_PROMPT_
Repeat every entry in the listing below, exactly.

============================================================

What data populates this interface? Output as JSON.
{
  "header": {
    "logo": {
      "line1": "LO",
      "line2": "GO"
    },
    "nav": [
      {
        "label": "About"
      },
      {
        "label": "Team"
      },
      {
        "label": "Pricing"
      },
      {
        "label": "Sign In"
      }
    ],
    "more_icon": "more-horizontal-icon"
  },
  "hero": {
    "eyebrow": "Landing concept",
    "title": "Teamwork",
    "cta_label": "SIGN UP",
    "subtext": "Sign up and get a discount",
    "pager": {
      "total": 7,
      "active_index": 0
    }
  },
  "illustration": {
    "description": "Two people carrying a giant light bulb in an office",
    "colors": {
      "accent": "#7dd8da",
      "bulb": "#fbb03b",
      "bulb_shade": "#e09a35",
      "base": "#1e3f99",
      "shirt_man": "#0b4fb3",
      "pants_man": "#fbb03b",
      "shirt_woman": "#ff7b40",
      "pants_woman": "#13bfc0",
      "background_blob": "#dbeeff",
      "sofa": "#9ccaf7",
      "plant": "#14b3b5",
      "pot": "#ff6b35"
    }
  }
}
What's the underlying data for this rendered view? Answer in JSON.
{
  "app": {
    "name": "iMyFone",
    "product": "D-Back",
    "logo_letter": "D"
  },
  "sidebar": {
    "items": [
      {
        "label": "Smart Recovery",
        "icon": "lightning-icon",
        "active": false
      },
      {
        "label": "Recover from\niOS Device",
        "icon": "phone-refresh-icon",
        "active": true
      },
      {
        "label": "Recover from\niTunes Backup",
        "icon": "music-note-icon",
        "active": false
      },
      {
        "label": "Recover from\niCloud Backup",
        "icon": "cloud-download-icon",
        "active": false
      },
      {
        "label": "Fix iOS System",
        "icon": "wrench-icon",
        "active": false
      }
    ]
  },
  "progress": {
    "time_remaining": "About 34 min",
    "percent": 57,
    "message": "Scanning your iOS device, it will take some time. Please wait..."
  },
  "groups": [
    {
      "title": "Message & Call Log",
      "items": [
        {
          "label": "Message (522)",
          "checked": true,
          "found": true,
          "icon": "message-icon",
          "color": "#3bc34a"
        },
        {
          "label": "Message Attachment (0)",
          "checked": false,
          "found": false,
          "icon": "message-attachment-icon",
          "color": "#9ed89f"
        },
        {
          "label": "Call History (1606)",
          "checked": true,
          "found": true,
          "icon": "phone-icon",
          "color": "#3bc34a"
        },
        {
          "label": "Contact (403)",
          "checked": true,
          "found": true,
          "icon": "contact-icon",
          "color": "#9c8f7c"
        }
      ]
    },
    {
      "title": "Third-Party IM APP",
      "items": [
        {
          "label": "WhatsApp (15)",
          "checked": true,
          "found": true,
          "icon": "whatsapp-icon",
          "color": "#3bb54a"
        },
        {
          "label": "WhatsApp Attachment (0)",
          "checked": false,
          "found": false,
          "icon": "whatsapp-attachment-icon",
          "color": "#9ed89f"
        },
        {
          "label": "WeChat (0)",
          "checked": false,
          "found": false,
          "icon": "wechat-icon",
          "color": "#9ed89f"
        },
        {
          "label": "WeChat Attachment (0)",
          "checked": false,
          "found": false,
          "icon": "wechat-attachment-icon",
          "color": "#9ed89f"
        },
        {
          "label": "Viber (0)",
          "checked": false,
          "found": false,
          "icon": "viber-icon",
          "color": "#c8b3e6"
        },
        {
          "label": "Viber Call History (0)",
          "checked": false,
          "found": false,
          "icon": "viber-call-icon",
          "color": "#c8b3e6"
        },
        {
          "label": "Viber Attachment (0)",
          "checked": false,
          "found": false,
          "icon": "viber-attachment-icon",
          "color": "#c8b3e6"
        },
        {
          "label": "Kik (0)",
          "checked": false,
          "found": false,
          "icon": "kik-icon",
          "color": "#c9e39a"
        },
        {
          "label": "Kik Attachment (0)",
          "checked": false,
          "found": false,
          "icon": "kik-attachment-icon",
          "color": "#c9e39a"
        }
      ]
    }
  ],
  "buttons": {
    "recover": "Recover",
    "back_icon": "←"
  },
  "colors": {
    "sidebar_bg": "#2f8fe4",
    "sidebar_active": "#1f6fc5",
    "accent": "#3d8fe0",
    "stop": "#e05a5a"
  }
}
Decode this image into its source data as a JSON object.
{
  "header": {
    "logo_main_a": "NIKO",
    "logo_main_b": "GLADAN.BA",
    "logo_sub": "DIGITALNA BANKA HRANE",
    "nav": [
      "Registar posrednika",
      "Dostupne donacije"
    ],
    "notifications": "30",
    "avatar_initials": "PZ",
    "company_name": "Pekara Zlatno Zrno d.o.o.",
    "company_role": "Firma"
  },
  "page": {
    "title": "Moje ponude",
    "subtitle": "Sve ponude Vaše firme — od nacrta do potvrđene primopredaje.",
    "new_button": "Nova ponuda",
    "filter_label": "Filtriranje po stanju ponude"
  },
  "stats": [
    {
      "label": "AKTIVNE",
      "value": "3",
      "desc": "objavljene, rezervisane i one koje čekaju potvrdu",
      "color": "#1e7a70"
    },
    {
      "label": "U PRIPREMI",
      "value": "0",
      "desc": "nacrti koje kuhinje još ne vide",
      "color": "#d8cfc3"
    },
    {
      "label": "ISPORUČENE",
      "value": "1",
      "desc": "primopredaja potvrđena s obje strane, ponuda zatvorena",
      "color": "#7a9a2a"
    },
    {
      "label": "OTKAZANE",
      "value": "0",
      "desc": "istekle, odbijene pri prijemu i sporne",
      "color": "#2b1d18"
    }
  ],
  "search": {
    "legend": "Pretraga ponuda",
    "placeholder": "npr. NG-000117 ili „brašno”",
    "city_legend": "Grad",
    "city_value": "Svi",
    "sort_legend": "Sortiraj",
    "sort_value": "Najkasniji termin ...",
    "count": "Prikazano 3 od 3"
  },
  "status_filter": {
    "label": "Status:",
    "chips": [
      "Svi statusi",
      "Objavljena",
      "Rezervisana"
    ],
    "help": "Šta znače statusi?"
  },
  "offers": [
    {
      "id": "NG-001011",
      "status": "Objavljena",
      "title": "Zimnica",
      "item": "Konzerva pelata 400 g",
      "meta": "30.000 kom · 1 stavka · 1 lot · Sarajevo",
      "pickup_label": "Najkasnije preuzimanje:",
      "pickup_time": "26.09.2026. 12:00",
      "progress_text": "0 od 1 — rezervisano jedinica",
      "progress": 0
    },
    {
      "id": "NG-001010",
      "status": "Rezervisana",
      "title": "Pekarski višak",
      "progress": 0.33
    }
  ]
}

============================================================

_SOLUTION FOR THIS TASK_
What data populates this interface? Output as JSON.
{
  "header": {
    "logo": {
      "line1": "LO",
      "line2": "GO"
    },
    "nav": [
      {
        "label": "About"
      },
      {
        "label": "Team"
      },
      {
        "label": "Pricing"
      },
      {
        "label": "Sign In"
      }
    ],
    "more_icon": "more-horizontal-icon"
  },
  "hero": {
    "eyebrow": "Landing concept",
    "title": "Teamwork",
    "cta_label": "SIGN UP",
    "subtext": "Sign up and get a discount",
    "pager": {
      "total": 7,
      "active_index": 0
    }
  },
  "illustration": {
    "description": "Two people carrying a giant light bulb in an office",
    "colors": {
      "accent": "#7dd8da",
      "bulb": "#fbb03b",
      "bulb_shade": "#e09a35",
      "base": "#1e3f99",
      "shirt_man": "#0b4fb3",
      "pants_man": "#fbb03b",
      "shirt_woman": "#ff7b40",
      "pants_woman": "#13bfc0",
      "background_blob": "#dbeeff",
      "sofa": "#9ccaf7",
      "plant": "#14b3b5",
      "pot": "#ff6b35"
    }
  }
}
What's the underlying data for this rendered view? Answer in JSON.
{
  "app": {
    "name": "iMyFone",
    "product": "D-Back",
    "logo_letter": "D"
  },
  "sidebar": {
    "items": [
      {
        "label": "Smart Recovery",
        "icon": "lightning-icon",
        "active": false
      },
      {
        "label": "Recover from\niOS Device",
        "icon": "phone-refresh-icon",
        "active": true
      },
      {
        "label": "Recover from\niTunes Backup",
        "icon": "music-note-icon",
        "active": false
      },
      {
        "label": "Recover from\niCloud Backup",
        "icon": "cloud-download-icon",
        "active": false
      },
      {
        "label": "Fix iOS System",
        "icon": "wrench-icon",
        "active": false
      }
    ]
  },
  "progress": {
    "time_remaining": "About 34 min",
    "percent": 57,
    "message": "Scanning your iOS device, it will take some time. Please wait..."
  },
  "groups": [
    {
      "title": "Message & Call Log",
      "items": [
        {
          "label": "Message (522)",
          "checked": true,
          "found": true,
          "icon": "message-icon",
          "color": "#3bc34a"
        },
        {
          "label": "Message Attachment (0)",
          "checked": false,
          "found": false,
          "icon": "message-attachment-icon",
          "color": "#9ed89f"
        },
        {
          "label": "Call History (1606)",
          "checked": true,
          "found": true,
          "icon": "phone-icon",
          "color": "#3bc34a"
        },
        {
          "label": "Contact (403)",
          "checked": true,
          "found": true,
          "icon": "contact-icon",
          "color": "#9c8f7c"
        }
      ]
    },
    {
      "title": "Third-Party IM APP",
      "items": [
        {
          "label": "WhatsApp (15)",
          "checked": true,
          "found": true,
          "icon": "whatsapp-icon",
          "color": "#3bb54a"
        },
        {
          "label": "WhatsApp Attachment (0)",
          "checked": false,
          "found": false,
          "icon": "whatsapp-attachment-icon",
          "color": "#9ed89f"
        },
        {
          "label": "WeChat (0)",
          "checked": false,
          "found": false,
          "icon": "wechat-icon",
          "color": "#9ed89f"
        },
        {
          "label": "WeChat Attachment (0)",
          "checked": false,
          "found": false,
          "icon": "wechat-attachment-icon",
          "color": "#9ed89f"
        },
        {
          "label": "Viber (0)",
          "checked": false,
          "found": false,
          "icon": "viber-icon",
          "color": "#c8b3e6"
        },
        {
          "label": "Viber Call History (0)",
          "checked": false,
          "found": false,
          "icon": "viber-call-icon",
          "color": "#c8b3e6"
        },
        {
          "label": "Viber Attachment (0)",
          "checked": false,
          "found": false,
          "icon": "viber-attachment-icon",
          "color": "#c8b3e6"
        },
        {
          "label": "Kik (0)",
          "checked": false,
          "found": false,
          "icon": "kik-icon",
          "color": "#c9e39a"
        },
        {
          "label": "Kik Attachment (0)",
          "checked": false,
          "found": false,
          "icon": "kik-attachment-icon",
          "color": "#c9e39a"
        }
      ]
    }
  ],
  "buttons": {
    "recover": "Recover",
    "back_icon": "←"
  },
  "colors": {
    "sidebar_bg": "#2f8fe4",
    "sidebar_active": "#1f6fc5",
    "accent": "#3d8fe0",
    "stop": "#e05a5a"
  }
}
Decode this image into its source data as a JSON object.
{
  "header": {
    "logo_main_a": "NIKO",
    "logo_main_b": "GLADAN.BA",
    "logo_sub": "DIGITALNA BANKA HRANE",
    "nav": [
      "Registar posrednika",
      "Dostupne donacije"
    ],
    "notifications": "30",
    "avatar_initials": "PZ",
    "company_name": "Pekara Zlatno Zrno d.o.o.",
    "company_role": "Firma"
  },
  "page": {
    "title": "Moje ponude",
    "subtitle": "Sve ponude Vaše firme — od nacrta do potvrđene primopredaje.",
    "new_button": "Nova ponuda",
    "filter_label": "Filtriranje po stanju ponude"
  },
  "stats": [
    {
      "label": "AKTIVNE",
      "value": "3",
      "desc": "objavljene, rezervisane i one koje čekaju potvrdu",
      "color": "#1e7a70"
    },
    {
      "label": "U PRIPREMI",
      "value": "0",
      "desc": "nacrti koje kuhinje još ne vide",
      "color": "#d8cfc3"
    },
    {
      "label": "ISPORUČENE",
      "value": "1",
      "desc": "primopredaja potvrđena s obje strane, ponuda zatvorena",
      "color": "#7a9a2a"
    },
    {
      "label": "OTKAZANE",
      "value": "0",
      "desc": "istekle, odbijene pri prijemu i sporne",
      "color": "#2b1d18"
    }
  ],
  "search": {
    "legend": "Pretraga ponuda",
    "placeholder": "npr. NG-000117 ili „brašno”",
    "city_legend": "Grad",
    "city_value": "Svi",
    "sort_legend": "Sortiraj",
    "sort_value": "Najkasniji termin ...",
    "count": "Prikazano 3 od 3"
  },
  "status_filter": {
    "label": "Status:",
    "chips": [
      "Svi statusi",
      "Objavljena",
      "Rezervisana"
    ],
    "help": "Šta znače statusi?"
  },
  "offers": [
    {
      "id": "NG-001011",
      "status": "Objavljena",
      "title": "Zimnica",
      "item": "Konzerva pelata 400 g",
      "meta": "30.000 kom · 1 stavka · 1 lot · Sarajevo",
      "pickup_label": "Najkasnije preuzimanje:",
      "pickup_time": "26.09.2026. 12:00",
      "progress_text": "0 od 1 — rezervisano jedinica",
      "progress": 0
    },
    {
      "id": "NG-001010",
      "status": "Rezervisana",
      "title": "Pekarski višak",
      "progress": 0.33
    }
  ]
}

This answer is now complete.